═══ Stored rows ═══
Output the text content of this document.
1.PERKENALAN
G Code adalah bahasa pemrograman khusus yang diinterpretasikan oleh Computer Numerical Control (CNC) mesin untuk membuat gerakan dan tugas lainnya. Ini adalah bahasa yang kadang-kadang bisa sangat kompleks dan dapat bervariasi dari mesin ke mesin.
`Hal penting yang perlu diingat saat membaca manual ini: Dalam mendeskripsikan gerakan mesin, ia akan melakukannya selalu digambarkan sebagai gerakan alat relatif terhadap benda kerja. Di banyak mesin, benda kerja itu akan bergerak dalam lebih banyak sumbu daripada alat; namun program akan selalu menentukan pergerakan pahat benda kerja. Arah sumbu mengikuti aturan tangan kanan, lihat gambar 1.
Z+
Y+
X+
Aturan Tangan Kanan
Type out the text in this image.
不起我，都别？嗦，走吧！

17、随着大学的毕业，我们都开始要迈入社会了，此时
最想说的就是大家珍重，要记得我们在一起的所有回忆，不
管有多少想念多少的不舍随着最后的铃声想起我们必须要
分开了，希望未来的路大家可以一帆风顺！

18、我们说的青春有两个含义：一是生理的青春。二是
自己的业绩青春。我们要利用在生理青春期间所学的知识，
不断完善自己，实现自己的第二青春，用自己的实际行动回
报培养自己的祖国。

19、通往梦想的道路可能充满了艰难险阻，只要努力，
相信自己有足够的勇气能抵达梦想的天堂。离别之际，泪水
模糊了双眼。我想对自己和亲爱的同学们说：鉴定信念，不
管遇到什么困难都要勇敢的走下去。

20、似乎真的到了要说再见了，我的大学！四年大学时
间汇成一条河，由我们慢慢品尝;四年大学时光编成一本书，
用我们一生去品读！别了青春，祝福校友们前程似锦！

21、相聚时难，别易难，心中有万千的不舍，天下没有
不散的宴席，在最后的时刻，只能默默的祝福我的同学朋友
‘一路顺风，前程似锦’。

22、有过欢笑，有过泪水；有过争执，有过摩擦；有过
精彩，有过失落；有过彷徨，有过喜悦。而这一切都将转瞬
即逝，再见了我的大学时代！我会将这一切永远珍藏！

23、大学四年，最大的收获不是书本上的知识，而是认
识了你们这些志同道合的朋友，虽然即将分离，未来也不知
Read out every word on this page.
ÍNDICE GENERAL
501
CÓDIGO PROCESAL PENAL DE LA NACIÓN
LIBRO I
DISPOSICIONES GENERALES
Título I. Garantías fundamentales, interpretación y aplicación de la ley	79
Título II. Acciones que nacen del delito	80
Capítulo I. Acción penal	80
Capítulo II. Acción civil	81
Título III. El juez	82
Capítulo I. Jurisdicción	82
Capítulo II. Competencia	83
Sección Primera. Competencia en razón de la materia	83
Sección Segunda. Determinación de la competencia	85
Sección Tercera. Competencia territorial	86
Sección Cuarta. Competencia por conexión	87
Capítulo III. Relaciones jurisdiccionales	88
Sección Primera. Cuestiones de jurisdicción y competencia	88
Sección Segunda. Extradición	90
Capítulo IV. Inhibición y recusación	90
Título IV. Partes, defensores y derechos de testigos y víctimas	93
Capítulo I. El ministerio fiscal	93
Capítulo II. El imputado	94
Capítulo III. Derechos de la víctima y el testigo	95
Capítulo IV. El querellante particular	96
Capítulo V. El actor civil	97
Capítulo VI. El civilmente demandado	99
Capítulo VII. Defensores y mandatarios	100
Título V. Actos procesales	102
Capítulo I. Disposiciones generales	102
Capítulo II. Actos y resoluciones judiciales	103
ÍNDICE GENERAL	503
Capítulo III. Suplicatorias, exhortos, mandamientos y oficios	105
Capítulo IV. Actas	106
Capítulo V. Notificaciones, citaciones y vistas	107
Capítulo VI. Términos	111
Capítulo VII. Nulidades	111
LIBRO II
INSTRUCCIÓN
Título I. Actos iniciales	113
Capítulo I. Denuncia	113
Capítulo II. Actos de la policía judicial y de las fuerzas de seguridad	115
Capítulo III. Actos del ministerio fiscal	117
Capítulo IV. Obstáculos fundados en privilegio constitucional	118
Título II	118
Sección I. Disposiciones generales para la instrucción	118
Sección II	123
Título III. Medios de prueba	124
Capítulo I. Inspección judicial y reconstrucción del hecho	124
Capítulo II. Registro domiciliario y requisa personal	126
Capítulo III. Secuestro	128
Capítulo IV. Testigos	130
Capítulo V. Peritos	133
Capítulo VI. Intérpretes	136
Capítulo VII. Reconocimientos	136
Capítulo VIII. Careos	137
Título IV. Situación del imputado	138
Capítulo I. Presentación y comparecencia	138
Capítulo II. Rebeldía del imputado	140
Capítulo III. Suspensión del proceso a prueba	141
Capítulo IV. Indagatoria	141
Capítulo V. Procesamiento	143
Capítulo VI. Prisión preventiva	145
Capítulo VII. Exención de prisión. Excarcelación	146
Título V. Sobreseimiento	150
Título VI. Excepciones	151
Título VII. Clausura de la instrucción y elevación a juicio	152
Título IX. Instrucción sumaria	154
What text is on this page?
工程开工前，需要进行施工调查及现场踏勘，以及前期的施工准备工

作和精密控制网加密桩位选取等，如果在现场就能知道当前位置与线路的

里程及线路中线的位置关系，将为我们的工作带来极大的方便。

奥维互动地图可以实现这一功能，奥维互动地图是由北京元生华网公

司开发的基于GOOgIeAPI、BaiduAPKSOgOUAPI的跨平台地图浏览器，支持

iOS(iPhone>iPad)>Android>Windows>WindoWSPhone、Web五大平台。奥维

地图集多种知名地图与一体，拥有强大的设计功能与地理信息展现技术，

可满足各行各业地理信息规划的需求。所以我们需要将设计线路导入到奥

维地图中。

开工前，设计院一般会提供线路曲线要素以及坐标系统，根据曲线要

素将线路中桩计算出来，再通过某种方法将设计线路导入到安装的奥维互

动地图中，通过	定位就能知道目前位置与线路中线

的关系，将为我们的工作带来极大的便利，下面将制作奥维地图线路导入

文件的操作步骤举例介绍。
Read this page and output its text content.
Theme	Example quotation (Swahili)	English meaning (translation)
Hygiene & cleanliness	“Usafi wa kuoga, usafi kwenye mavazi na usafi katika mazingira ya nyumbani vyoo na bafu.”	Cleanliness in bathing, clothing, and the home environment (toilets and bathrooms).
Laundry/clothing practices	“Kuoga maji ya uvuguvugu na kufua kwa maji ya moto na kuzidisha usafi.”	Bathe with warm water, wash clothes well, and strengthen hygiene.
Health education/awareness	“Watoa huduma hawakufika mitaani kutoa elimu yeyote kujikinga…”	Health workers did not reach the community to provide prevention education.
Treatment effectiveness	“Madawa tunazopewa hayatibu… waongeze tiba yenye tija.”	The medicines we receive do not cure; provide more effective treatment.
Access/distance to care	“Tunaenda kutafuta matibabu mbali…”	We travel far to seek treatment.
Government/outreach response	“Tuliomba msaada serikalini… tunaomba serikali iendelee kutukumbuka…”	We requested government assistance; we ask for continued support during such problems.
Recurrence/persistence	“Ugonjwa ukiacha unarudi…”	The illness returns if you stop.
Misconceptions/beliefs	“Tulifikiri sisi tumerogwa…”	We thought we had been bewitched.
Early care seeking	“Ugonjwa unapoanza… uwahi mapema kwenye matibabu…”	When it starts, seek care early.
═══
(Problem statement): Pull out all lines in the data above that include "Segunda".

(Result of the task):
Sección Segunda. Determinación de la competencia	85
Sección Segunda. Extradición	90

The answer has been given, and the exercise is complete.